● やること:
記録の冒頭から「979, 500, 1020]」を含む行までを、「Total Cross Section」を「Combined Cross Section」に置き換え、ほかは一切変えずに書き直してもらえますか？

====================

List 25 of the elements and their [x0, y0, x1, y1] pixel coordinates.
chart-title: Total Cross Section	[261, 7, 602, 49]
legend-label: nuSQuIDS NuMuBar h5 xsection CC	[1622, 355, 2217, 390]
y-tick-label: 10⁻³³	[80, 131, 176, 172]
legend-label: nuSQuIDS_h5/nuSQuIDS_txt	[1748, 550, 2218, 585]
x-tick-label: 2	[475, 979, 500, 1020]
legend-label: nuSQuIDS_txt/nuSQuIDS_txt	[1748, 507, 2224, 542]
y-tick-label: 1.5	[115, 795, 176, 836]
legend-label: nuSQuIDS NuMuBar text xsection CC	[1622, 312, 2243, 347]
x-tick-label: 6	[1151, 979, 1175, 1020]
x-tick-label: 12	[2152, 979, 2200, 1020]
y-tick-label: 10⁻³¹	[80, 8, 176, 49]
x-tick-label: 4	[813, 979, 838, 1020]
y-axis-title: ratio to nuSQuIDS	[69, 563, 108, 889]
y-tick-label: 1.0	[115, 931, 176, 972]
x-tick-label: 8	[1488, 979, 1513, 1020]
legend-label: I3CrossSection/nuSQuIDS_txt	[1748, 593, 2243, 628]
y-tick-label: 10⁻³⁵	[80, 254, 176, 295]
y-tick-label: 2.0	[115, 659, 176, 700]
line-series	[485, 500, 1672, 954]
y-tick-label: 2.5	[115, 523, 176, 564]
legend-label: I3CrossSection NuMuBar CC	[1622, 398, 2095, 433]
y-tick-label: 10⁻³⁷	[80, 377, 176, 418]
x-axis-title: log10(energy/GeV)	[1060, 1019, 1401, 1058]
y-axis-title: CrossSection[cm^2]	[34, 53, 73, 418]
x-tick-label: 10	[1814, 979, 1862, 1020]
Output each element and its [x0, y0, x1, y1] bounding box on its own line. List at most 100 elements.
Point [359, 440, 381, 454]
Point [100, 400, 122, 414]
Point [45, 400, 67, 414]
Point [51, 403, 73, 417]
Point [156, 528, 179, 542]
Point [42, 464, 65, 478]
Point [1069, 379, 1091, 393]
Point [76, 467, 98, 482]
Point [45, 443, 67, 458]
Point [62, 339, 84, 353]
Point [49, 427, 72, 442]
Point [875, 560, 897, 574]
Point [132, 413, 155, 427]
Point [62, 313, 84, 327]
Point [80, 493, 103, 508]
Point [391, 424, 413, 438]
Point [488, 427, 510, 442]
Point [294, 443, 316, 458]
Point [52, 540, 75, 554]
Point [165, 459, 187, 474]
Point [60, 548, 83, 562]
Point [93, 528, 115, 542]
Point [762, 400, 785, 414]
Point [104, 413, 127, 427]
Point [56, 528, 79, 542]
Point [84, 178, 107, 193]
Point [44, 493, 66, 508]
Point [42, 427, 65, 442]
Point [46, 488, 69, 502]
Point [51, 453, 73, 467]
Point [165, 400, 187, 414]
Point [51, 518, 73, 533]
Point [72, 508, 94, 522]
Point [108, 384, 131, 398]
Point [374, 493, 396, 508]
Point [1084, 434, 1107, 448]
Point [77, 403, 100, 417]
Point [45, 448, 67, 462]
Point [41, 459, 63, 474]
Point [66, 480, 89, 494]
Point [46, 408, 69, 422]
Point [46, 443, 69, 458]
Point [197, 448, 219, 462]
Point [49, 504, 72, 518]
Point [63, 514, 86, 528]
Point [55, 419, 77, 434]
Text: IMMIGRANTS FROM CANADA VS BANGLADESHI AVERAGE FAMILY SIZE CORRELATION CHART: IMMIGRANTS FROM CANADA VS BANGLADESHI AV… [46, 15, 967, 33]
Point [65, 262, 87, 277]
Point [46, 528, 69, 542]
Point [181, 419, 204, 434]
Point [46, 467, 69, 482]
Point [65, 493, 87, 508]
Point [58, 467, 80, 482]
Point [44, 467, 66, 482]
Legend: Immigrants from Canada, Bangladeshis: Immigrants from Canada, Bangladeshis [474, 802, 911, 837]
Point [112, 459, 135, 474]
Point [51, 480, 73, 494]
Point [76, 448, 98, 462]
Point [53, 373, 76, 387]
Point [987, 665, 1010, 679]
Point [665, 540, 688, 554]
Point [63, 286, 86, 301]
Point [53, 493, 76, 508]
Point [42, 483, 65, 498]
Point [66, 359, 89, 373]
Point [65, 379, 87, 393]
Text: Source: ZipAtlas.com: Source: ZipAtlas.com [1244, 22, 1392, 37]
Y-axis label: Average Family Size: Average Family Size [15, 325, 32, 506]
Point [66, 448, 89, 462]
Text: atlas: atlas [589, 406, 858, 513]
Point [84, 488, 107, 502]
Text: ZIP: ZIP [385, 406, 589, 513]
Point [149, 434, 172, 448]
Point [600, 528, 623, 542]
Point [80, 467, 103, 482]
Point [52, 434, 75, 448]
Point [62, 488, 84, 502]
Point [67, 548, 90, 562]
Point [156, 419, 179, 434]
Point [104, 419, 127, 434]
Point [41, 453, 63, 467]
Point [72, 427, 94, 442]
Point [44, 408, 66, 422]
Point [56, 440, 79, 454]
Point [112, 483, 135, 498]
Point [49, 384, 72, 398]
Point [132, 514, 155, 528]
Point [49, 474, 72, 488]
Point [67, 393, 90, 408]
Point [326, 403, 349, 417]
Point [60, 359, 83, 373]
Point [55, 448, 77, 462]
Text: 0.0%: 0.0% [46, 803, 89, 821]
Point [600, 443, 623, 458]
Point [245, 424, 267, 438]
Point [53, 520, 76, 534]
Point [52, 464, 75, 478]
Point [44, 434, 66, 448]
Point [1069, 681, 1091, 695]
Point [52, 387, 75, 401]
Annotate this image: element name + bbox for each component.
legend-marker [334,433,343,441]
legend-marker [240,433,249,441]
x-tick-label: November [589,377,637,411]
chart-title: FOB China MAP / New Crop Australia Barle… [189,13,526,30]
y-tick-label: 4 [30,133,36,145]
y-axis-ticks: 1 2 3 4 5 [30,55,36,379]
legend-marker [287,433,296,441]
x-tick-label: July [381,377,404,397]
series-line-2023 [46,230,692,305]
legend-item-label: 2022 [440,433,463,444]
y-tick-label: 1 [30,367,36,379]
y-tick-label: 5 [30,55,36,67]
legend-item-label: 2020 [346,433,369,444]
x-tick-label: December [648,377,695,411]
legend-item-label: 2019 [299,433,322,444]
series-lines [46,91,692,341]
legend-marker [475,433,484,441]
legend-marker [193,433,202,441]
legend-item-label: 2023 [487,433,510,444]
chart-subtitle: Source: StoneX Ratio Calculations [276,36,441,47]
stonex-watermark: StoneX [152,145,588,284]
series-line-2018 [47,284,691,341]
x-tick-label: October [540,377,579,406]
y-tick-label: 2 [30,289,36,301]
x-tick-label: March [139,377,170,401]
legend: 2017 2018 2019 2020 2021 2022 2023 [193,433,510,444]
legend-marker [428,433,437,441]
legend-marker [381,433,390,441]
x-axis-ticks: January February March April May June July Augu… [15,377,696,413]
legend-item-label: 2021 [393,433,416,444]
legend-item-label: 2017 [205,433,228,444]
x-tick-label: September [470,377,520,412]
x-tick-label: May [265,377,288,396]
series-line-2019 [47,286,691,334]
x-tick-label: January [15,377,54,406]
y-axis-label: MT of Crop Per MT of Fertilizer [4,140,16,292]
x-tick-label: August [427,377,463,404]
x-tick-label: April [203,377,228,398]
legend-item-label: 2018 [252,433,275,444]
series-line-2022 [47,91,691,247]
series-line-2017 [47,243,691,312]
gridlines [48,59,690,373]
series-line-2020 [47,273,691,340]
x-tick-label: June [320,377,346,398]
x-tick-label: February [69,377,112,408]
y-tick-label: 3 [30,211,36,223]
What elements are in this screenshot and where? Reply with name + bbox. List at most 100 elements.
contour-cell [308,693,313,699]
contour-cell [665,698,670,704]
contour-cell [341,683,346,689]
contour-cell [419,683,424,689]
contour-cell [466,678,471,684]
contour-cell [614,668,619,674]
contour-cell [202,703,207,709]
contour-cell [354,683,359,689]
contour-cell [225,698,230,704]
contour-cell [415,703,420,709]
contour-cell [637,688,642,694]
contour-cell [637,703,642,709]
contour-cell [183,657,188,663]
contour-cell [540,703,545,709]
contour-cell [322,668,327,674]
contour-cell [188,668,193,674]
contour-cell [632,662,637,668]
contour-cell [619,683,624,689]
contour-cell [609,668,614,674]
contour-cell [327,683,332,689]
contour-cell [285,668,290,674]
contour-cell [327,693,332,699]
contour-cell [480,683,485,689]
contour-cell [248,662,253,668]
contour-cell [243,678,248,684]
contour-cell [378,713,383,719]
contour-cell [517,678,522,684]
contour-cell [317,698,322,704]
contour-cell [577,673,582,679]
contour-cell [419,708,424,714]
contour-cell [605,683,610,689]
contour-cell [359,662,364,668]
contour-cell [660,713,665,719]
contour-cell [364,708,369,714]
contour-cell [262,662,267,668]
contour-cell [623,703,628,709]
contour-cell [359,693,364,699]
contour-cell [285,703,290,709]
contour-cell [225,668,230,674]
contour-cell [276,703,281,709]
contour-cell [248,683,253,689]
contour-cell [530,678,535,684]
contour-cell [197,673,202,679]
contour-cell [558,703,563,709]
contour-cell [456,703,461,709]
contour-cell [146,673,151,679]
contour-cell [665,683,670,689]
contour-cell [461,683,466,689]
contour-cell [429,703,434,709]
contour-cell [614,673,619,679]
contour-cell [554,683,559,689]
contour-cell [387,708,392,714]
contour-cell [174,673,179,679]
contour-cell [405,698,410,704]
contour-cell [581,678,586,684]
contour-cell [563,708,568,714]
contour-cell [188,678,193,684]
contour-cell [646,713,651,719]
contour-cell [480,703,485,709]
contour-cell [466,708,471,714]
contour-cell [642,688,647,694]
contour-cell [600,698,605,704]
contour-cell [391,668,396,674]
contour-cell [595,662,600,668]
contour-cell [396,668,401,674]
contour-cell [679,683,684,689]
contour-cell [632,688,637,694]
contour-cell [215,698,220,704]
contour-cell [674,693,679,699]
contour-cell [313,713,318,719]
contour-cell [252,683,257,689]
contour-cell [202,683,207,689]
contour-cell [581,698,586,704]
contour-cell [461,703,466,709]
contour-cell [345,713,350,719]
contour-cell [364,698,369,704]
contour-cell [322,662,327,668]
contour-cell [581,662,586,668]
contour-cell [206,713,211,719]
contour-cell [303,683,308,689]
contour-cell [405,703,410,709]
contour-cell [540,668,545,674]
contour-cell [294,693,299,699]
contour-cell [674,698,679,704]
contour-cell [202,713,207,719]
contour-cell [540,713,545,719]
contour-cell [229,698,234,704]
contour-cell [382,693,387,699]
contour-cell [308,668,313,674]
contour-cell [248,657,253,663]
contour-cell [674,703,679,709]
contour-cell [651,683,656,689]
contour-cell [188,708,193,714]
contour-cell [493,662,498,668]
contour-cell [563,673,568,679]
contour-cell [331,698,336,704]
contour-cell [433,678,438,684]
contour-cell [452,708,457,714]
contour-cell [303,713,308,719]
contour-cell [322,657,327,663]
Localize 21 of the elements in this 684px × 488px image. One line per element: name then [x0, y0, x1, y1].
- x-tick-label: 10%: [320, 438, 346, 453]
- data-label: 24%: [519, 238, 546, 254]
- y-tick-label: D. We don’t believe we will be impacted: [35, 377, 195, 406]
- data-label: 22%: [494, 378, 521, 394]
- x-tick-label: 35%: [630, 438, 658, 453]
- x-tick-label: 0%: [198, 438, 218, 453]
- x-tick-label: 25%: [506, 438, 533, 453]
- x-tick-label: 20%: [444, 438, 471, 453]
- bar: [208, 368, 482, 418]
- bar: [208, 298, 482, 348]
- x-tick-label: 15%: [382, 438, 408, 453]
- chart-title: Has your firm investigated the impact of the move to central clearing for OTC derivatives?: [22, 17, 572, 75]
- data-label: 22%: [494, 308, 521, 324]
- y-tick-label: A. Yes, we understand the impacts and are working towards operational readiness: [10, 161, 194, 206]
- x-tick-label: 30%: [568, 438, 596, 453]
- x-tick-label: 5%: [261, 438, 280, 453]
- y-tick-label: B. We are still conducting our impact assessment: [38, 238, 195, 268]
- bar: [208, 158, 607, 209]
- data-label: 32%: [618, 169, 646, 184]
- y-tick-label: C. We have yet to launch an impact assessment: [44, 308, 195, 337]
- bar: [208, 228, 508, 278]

====================

● 課題の解答:
List 25 of the elements and their [x0, y0, x1, y1] pixel coordinates.
chart-title: Combined Cross Section	[261, 7, 602, 49]
legend-label: nuSQuIDS NuMuBar h5 xsection CC	[1622, 355, 2217, 390]
y-tick-label: 10⁻³³	[80, 131, 176, 172]
legend-label: nuSQuIDS_h5/nuSQuIDS_txt	[1748, 550, 2218, 585]
x-tick-label: 2	[475, 979, 500, 1020]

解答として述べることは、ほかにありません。